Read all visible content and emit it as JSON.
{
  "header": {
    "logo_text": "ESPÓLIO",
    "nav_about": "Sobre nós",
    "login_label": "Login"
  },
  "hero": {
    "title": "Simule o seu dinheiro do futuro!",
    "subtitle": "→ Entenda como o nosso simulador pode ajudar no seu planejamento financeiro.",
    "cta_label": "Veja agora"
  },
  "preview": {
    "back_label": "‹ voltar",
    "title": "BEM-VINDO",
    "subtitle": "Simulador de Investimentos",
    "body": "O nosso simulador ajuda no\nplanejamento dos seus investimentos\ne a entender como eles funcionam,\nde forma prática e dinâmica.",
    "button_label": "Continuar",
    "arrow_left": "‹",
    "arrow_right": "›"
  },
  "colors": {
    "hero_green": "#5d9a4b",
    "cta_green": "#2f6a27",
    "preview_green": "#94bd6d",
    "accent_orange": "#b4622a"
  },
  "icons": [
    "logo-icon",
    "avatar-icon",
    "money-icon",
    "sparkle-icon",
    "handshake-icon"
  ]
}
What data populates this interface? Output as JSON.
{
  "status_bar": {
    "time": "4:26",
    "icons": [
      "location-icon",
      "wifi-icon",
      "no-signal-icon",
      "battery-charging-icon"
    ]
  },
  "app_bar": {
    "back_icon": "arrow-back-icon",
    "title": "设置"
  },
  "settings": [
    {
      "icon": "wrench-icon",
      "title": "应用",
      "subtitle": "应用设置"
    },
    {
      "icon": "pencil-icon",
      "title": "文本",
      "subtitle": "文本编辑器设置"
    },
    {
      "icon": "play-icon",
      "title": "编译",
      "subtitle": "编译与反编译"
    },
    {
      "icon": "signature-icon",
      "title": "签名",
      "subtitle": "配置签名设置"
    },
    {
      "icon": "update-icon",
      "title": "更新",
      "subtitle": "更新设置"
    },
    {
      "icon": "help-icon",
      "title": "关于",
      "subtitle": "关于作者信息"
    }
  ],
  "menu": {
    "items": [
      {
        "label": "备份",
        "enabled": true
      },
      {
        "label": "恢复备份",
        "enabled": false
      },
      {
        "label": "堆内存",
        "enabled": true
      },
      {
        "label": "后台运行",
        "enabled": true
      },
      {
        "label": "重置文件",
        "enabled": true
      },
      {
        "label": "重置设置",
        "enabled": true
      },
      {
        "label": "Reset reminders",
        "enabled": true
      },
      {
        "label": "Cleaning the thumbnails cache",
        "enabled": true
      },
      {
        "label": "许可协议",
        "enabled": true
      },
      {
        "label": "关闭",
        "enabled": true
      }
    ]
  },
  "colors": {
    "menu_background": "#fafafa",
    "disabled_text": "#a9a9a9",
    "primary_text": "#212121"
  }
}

= = =

What is expected
Which lines above contain the word "subtitle"? Copy each of them.

Worked solution
    "subtitle": "→ Entenda como o nosso simulador pode ajudar no seu planejamento financeiro.",
    "subtitle": "Simulador de Investimentos",
      "subtitle": "应用设置"
      "subtitle": "文本编辑器设置"
      "subtitle": "编译与反编译"
      "subtitle": "配置签名设置"
      "subtitle": "更新设置"
      "subtitle": "关于作者信息"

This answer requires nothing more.